● **JOB**: Each line that follows is to be retyped exactly.

■ ■ ■ ■

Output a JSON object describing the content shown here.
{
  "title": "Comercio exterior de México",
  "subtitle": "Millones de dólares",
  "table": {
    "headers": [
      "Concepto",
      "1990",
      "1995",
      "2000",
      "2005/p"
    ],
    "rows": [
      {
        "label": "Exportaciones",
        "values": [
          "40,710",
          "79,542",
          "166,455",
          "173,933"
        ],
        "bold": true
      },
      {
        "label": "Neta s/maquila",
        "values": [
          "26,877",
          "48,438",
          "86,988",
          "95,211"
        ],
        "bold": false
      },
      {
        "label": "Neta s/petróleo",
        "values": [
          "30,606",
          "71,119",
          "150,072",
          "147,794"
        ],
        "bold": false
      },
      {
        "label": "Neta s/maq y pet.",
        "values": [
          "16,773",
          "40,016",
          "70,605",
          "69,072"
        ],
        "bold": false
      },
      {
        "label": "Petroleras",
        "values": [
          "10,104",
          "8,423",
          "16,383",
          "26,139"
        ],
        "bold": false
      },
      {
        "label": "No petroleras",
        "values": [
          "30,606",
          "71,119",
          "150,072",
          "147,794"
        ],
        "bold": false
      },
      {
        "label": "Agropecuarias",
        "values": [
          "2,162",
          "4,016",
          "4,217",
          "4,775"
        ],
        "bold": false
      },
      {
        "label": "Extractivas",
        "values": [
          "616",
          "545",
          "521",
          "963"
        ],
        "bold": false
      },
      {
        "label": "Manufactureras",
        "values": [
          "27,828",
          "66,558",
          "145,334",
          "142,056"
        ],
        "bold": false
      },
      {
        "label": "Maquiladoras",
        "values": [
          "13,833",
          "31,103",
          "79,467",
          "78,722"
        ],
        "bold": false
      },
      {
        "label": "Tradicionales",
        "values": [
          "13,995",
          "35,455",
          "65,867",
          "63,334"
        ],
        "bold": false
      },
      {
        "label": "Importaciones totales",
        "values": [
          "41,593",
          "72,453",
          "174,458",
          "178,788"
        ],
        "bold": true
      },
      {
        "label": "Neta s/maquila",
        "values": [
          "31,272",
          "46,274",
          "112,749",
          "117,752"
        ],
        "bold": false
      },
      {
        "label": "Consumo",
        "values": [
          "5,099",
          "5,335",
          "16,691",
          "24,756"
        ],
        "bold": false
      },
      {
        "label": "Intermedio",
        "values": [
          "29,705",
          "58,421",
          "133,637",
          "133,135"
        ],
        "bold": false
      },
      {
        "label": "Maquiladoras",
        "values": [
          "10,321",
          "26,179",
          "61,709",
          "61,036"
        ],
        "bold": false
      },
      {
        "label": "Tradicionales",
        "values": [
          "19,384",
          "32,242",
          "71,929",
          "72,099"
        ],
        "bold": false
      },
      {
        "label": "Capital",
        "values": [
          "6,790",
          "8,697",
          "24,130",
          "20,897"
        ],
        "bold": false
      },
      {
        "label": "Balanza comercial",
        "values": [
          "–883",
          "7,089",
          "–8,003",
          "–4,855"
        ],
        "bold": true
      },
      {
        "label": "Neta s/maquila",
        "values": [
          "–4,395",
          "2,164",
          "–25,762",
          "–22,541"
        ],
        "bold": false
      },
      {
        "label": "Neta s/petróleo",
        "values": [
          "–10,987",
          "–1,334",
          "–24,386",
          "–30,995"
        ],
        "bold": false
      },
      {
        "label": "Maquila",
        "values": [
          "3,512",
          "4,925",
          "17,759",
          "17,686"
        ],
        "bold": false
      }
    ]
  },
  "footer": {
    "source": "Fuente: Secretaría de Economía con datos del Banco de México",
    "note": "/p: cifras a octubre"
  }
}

■ ■ ■ ■

● **RESPONSE FOR THIS EXERCISE**:
Output a JSON object describing the content shown here.
{
  "title": "Comercio exterior de México",
  "subtitle": "Millones de dólares",
  "table": {
    "headers": [
      "Concepto",
      "1990",
      "1995",
      "2000",
      "2005/p"
    ],
    "rows": [
      {
        "label": "Exportaciones",
        "values": [
          "40,710",
          "79,542",
          "166,455",
          "173,933"
        ],
        "bold": true
      },
      {
        "label": "Neta s/maquila",
        "values": [
          "26,877",
          "48,438",
          "86,988",
          "95,211"
        ],
        "bold": false
      },
      {
        "label": "Neta s/petróleo",
        "values": [
          "30,606",
          "71,119",
          "150,072",
          "147,794"
        ],
        "bold": false
      },
      {
        "label": "Neta s/maq y pet.",
        "values": [
          "16,773",
          "40,016",
          "70,605",
          "69,072"
        ],
        "bold": false
      },
      {
        "label": "Petroleras",
        "values": [
          "10,104",
          "8,423",
          "16,383",
          "26,139"
        ],
        "bold": false
      },
      {
        "label": "No petroleras",
        "values": [
          "30,606",
          "71,119",
          "150,072",
          "147,794"
        ],
        "bold": false
      },
      {
        "label": "Agropecuarias",
        "values": [
          "2,162",
          "4,016",
          "4,217",
          "4,775"
        ],
        "bold": false
      },
      {
        "label": "Extractivas",
        "values": [
          "616",
          "545",
          "521",
          "963"
        ],
        "bold": false
      },
      {
        "label": "Manufactureras",
        "values": [
          "27,828",
          "66,558",
          "145,334",
          "142,056"
        ],
        "bold": false
      },
      {
        "label": "Maquiladoras",
        "values": [
          "13,833",
          "31,103",
          "79,467",
          "78,722"
        ],
        "bold": false
      },
      {
        "label": "Tradicionales",
        "values": [
          "13,995",
          "35,455",
          "65,867",
          "63,334"
        ],
        "bold": false
      },
      {
        "label": "Importaciones totales",
        "values": [
          "41,593",
          "72,453",
          "174,458",
          "178,788"
        ],
        "bold": true
      },
      {
        "label": "Neta s/maquila",
        "values": [
          "31,272",
          "46,274",
          "112,749",
          "117,752"
        ],
        "bold": false
      },
      {
        "label": "Consumo",
        "values": [
          "5,099",
          "5,335",
          "16,691",
          "24,756"
        ],
        "bold": false
      },
      {
        "label": "Intermedio",
        "values": [
          "29,705",
          "58,421",
          "133,637",
          "133,135"
        ],
        "bold": false
      },
      {
        "label": "Maquiladoras",
        "values": [
          "10,321",
          "26,179",
          "61,709",
          "61,036"
        ],
        "bold": false
      },
      {
        "label": "Tradicionales",
        "values": [
          "19,384",
          "32,242",
          "71,929",
          "72,099"
        ],
        "bold": false
      },
      {
        "label": "Capital",
        "values": [
          "6,790",
          "8,697",
          "24,130",
          "20,897"
        ],
        "bold": false
      },
      {
        "label": "Balanza comercial",
        "values": [
          "–883",
          "7,089",
          "–8,003",
          "–4,855"
        ],
        "bold": true
      },
      {
        "label": "Neta s/maquila",
        "values": [
          "–4,395",
          "2,164",
          "–25,762",
          "–22,541"
        ],
        "bold": false
      },
      {
        "label": "Neta s/petróleo",
        "values": [
          "–10,987",
          "–1,334",
          "–24,386",
          "–30,995"
        ],
        "bold": false
      },
      {
        "label": "Maquila",
        "values": [
          "3,512",
          "4,925",
          "17,759",
          "17,686"
        ],
        "bold": false
      }
    ]
  },
  "footer": {
    "source": "Fuente: Secretaría de Economía con datos del Banco de México",
    "note": "/p: cifras a octubre"
  }
}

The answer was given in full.